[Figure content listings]
>>>

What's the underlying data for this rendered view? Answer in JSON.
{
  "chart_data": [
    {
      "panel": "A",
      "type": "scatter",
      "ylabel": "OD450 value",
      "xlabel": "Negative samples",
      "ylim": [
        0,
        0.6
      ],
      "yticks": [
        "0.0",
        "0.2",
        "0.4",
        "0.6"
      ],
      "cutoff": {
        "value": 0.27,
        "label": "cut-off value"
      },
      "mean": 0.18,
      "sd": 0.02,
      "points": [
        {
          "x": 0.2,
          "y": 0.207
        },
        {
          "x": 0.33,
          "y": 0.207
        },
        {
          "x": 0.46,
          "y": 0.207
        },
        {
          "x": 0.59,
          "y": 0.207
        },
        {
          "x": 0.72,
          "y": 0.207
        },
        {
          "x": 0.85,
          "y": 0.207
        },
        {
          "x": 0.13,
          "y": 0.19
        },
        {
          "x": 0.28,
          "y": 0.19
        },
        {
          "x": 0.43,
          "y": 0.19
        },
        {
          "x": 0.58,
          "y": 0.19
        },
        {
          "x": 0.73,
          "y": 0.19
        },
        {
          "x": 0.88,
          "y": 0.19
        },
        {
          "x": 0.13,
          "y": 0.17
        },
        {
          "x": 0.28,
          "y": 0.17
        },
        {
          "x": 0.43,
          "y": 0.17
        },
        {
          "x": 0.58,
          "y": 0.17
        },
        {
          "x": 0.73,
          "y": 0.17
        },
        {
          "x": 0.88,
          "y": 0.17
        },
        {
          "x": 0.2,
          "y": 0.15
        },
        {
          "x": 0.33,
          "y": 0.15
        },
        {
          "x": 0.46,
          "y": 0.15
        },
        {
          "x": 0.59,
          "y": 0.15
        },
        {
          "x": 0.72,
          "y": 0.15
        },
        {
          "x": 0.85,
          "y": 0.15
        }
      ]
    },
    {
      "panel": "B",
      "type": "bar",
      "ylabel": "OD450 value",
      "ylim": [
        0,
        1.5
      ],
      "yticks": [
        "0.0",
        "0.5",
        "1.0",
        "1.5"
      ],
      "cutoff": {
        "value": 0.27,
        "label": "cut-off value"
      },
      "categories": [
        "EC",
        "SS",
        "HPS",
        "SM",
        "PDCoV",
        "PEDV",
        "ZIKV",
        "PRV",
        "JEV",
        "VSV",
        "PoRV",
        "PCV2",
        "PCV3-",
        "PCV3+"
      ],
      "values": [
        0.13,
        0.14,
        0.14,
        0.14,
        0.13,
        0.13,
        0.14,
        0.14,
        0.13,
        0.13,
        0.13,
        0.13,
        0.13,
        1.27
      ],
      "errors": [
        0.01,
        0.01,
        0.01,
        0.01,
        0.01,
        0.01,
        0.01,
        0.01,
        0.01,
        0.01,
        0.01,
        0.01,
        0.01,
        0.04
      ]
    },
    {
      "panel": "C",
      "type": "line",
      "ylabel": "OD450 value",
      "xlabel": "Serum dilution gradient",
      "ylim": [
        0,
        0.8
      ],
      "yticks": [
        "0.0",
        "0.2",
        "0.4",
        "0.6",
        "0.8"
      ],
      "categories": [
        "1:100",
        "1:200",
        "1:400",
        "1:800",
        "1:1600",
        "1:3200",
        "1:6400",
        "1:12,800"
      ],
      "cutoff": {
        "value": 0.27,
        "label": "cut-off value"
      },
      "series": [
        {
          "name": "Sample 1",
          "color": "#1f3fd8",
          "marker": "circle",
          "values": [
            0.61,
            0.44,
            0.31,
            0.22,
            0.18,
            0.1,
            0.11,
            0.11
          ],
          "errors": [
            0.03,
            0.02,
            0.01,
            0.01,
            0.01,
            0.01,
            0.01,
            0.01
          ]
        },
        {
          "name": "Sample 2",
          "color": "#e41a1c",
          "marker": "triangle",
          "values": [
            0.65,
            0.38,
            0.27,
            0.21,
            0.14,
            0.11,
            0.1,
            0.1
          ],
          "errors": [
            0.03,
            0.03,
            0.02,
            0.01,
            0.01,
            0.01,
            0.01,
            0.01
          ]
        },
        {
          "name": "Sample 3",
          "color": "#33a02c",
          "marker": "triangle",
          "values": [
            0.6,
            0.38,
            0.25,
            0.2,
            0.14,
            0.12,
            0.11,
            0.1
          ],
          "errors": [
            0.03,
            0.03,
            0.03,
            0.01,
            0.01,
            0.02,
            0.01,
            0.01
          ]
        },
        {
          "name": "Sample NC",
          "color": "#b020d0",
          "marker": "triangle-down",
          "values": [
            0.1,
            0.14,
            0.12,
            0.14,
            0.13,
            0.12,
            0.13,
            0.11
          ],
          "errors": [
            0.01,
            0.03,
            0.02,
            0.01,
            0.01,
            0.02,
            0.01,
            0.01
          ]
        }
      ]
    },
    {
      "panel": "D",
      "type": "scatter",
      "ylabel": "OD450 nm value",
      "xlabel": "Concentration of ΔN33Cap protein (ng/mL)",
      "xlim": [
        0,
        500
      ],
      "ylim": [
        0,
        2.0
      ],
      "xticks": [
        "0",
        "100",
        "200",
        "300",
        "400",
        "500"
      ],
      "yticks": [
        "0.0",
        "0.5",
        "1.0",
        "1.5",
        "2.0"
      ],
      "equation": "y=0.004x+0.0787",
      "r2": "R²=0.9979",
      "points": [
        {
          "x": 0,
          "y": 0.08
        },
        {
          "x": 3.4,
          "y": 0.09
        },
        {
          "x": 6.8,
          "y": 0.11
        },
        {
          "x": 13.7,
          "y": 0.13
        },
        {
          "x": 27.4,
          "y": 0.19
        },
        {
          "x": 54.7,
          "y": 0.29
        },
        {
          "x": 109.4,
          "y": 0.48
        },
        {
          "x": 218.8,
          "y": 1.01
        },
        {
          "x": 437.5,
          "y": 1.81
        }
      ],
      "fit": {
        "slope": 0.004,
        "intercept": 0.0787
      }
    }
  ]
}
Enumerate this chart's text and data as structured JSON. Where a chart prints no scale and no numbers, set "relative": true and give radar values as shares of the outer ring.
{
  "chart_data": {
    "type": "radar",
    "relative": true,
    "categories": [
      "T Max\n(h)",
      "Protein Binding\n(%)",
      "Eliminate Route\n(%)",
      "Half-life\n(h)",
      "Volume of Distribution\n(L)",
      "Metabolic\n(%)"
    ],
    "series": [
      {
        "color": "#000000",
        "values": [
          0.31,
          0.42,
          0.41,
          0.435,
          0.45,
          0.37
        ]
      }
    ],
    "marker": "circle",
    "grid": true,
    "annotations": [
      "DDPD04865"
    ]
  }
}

<<<

* Instructions for the task *
If a line in the records contains the string "type", copy it out.

* Task output *
      "type": "scatter",
      "type": "bar",
      "type": "line",
      "type": "scatter",
    "type": "radar",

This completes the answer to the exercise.